===== Records provided

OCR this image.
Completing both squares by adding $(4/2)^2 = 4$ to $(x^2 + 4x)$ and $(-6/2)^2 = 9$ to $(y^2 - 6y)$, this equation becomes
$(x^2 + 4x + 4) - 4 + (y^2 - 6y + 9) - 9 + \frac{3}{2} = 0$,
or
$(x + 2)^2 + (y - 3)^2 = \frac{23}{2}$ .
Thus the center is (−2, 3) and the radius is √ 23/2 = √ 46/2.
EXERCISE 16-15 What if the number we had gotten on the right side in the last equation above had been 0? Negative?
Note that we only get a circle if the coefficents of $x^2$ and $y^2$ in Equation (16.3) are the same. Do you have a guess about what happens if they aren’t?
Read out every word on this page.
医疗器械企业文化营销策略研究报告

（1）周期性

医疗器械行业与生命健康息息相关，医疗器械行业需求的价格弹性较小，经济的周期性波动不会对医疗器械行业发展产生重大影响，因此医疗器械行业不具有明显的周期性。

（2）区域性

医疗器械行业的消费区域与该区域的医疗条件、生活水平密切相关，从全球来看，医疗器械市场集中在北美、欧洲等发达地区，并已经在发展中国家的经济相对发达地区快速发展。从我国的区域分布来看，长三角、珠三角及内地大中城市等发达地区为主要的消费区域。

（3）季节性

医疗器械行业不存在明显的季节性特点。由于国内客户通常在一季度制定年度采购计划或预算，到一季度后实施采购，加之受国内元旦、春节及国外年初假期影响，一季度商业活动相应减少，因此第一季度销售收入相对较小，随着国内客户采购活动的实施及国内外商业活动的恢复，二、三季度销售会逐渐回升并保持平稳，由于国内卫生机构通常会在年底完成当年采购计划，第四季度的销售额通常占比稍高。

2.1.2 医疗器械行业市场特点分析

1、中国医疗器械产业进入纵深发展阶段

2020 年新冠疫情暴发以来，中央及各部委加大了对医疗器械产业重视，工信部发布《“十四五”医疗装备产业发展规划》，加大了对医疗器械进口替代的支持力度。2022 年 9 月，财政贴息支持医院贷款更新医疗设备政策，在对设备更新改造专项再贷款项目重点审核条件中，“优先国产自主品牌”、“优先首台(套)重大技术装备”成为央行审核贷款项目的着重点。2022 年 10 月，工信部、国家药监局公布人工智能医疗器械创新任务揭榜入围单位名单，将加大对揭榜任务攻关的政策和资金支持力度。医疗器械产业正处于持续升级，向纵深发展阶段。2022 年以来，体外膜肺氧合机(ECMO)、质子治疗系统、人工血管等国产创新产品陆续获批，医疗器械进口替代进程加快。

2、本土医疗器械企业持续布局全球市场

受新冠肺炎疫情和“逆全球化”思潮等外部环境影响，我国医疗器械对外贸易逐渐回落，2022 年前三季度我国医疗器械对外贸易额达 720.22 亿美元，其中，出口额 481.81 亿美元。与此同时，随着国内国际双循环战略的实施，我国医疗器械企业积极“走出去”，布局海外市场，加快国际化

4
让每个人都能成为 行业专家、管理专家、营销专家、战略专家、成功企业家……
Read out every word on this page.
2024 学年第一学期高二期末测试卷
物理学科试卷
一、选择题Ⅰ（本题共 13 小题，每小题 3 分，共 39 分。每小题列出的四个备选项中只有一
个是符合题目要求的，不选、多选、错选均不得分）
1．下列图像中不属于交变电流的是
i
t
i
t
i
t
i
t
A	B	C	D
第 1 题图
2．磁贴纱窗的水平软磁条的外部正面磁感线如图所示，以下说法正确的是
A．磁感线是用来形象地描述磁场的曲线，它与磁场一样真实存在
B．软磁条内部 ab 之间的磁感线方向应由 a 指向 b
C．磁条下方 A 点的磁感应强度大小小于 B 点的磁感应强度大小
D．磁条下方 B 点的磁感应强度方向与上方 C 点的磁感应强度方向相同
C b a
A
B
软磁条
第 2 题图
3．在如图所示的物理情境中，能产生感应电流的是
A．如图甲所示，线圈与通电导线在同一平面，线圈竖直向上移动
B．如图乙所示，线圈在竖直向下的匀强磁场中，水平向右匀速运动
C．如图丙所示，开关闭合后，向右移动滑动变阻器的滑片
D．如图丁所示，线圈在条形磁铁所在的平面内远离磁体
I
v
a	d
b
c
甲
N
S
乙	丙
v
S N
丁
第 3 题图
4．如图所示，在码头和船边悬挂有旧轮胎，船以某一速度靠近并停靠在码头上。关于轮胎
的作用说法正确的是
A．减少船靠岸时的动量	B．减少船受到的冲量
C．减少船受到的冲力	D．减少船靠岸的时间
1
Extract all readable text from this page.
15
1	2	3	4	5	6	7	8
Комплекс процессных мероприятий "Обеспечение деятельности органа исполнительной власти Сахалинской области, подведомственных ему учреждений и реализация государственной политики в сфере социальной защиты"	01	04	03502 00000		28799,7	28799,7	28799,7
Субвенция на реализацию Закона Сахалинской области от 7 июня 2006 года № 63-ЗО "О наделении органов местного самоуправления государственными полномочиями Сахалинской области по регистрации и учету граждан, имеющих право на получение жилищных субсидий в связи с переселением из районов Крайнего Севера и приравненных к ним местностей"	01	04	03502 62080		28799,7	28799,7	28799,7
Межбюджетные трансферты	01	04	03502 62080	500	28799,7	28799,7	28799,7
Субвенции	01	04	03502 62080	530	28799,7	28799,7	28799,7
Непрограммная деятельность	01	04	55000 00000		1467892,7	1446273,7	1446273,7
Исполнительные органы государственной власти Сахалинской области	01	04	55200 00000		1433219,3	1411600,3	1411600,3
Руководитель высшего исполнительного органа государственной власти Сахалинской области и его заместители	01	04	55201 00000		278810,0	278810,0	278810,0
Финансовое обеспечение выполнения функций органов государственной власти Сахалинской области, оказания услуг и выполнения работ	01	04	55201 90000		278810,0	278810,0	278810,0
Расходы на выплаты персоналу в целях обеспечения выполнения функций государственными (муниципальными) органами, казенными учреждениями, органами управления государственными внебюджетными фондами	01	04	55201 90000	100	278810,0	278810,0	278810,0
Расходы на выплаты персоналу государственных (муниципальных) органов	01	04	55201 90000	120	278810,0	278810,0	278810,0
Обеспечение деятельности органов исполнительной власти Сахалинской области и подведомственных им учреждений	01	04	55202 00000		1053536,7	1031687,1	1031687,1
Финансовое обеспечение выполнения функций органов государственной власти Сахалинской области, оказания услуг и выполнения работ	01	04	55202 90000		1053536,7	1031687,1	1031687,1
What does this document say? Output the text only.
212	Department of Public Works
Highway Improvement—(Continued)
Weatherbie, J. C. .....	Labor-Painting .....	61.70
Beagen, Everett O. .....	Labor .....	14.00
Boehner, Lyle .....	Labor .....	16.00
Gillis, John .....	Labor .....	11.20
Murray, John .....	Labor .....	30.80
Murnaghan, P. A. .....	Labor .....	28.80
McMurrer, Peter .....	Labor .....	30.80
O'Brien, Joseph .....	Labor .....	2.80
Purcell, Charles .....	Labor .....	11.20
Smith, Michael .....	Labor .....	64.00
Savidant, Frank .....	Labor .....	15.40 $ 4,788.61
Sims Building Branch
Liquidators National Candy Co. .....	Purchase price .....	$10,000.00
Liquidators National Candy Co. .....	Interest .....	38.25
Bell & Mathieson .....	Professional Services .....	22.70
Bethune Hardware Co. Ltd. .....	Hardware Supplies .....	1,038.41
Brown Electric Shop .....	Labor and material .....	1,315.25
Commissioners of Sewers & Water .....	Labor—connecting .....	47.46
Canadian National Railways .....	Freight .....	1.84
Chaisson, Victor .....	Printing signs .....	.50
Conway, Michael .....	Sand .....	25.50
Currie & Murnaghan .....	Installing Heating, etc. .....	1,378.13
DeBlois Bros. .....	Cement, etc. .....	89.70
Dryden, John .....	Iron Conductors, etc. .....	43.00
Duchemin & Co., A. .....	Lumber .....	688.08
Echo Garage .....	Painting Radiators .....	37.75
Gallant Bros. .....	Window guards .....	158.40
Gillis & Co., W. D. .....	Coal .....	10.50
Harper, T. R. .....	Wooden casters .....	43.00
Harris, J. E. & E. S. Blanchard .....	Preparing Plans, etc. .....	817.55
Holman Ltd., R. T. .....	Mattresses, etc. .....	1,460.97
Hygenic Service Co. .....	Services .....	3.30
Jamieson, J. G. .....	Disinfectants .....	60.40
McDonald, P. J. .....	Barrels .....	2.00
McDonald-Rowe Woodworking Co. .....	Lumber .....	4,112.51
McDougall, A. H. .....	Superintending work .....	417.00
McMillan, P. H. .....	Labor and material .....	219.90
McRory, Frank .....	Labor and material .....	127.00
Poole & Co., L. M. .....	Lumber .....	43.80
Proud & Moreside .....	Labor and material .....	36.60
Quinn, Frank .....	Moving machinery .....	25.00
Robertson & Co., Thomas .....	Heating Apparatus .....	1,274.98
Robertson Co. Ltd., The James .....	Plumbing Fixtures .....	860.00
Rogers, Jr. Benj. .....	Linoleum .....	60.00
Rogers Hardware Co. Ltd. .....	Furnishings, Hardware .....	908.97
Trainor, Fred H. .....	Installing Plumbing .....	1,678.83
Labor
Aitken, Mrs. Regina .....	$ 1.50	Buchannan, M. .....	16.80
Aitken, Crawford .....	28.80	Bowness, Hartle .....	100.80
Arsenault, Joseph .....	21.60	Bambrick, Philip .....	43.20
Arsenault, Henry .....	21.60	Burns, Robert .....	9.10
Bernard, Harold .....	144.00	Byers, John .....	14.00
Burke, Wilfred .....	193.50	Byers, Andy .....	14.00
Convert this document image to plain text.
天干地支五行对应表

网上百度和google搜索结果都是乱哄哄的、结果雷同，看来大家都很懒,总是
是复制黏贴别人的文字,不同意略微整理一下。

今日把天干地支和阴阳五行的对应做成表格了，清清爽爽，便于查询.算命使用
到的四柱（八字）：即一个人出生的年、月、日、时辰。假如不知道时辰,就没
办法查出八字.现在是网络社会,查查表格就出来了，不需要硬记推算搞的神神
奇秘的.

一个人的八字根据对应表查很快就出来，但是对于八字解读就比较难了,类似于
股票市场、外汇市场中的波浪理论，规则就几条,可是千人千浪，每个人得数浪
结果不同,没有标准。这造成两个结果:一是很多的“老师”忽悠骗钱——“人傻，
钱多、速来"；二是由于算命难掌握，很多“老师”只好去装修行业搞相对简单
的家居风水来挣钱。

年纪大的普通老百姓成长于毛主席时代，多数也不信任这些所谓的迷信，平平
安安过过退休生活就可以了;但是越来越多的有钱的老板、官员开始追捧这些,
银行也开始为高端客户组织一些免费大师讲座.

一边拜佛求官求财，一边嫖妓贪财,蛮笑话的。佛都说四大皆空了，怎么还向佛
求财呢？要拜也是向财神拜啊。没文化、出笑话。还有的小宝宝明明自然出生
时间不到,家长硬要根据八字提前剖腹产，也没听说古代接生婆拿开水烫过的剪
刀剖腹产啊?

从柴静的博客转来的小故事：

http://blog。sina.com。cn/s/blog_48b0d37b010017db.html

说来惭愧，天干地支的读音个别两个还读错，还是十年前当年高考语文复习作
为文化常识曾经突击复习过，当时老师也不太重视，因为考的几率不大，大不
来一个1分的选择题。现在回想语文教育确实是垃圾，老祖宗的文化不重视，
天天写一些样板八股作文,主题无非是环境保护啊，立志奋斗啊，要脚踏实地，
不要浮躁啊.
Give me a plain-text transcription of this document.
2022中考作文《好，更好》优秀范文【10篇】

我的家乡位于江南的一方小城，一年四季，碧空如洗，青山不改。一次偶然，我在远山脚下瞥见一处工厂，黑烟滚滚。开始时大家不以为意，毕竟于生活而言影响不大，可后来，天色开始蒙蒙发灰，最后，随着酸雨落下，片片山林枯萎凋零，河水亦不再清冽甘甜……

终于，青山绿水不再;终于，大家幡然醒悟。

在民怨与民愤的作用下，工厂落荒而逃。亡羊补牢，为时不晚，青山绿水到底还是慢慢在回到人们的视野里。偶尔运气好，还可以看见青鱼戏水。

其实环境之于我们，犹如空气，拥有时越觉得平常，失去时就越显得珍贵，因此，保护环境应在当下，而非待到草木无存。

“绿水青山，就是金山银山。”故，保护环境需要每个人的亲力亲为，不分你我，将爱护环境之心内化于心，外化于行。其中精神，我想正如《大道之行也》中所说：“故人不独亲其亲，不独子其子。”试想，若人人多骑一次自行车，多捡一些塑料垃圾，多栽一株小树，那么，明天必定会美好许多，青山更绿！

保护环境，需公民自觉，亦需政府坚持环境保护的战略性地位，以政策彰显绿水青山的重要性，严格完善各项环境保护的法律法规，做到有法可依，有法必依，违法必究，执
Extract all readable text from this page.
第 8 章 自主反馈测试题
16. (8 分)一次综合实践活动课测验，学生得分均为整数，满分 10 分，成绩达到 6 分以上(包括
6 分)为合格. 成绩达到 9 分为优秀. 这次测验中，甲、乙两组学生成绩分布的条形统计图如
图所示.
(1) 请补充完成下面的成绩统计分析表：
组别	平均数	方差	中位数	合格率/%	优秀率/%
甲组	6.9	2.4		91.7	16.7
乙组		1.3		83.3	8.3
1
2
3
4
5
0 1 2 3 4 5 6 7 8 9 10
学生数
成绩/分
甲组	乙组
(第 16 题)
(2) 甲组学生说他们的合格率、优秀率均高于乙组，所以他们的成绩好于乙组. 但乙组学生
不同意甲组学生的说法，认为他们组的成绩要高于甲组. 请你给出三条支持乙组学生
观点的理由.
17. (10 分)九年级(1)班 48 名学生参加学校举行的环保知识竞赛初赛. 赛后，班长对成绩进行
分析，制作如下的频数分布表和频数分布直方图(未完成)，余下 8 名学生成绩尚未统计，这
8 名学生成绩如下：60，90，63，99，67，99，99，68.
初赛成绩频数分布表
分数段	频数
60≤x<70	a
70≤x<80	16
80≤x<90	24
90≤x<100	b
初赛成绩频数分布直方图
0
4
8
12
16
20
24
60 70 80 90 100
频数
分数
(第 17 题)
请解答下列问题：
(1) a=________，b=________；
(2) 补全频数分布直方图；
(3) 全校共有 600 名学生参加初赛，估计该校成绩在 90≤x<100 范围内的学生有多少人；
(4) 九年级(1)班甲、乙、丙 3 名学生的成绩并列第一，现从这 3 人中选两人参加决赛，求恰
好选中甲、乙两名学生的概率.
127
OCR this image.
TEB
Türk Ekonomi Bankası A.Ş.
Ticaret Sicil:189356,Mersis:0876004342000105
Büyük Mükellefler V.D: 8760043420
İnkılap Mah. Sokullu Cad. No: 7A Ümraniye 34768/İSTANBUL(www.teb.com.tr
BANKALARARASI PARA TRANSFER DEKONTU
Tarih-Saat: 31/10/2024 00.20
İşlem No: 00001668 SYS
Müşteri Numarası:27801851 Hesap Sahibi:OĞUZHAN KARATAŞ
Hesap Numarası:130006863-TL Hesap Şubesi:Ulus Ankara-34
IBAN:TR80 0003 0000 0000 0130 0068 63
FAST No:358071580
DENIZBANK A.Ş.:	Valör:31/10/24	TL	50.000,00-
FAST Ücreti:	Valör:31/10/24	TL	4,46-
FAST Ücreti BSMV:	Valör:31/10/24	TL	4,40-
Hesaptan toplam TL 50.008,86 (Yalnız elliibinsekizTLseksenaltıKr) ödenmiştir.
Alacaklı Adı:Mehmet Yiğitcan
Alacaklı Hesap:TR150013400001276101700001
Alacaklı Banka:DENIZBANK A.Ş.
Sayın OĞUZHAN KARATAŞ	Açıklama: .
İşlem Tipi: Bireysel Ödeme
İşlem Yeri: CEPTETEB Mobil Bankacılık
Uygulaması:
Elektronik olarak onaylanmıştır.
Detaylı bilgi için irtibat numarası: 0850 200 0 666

==========

Task directions => Extract all lines of the records above that include "исполнительной".

Reply =>
Комплекс процессных мероприятий "Обеспечение деятельности органа исполнительной власти Сахалинской области, подведомственных ему учреждений и реализация государственной политики в сфере социальной защиты"	01	04	03502 00000		28799,7	28799,7	28799,7
Обеспечение деятельности органов исполнительной власти Сахалинской области и подведомственных им учреждений	01	04	55202 00000		1053536,7	1031687,1	1031687,1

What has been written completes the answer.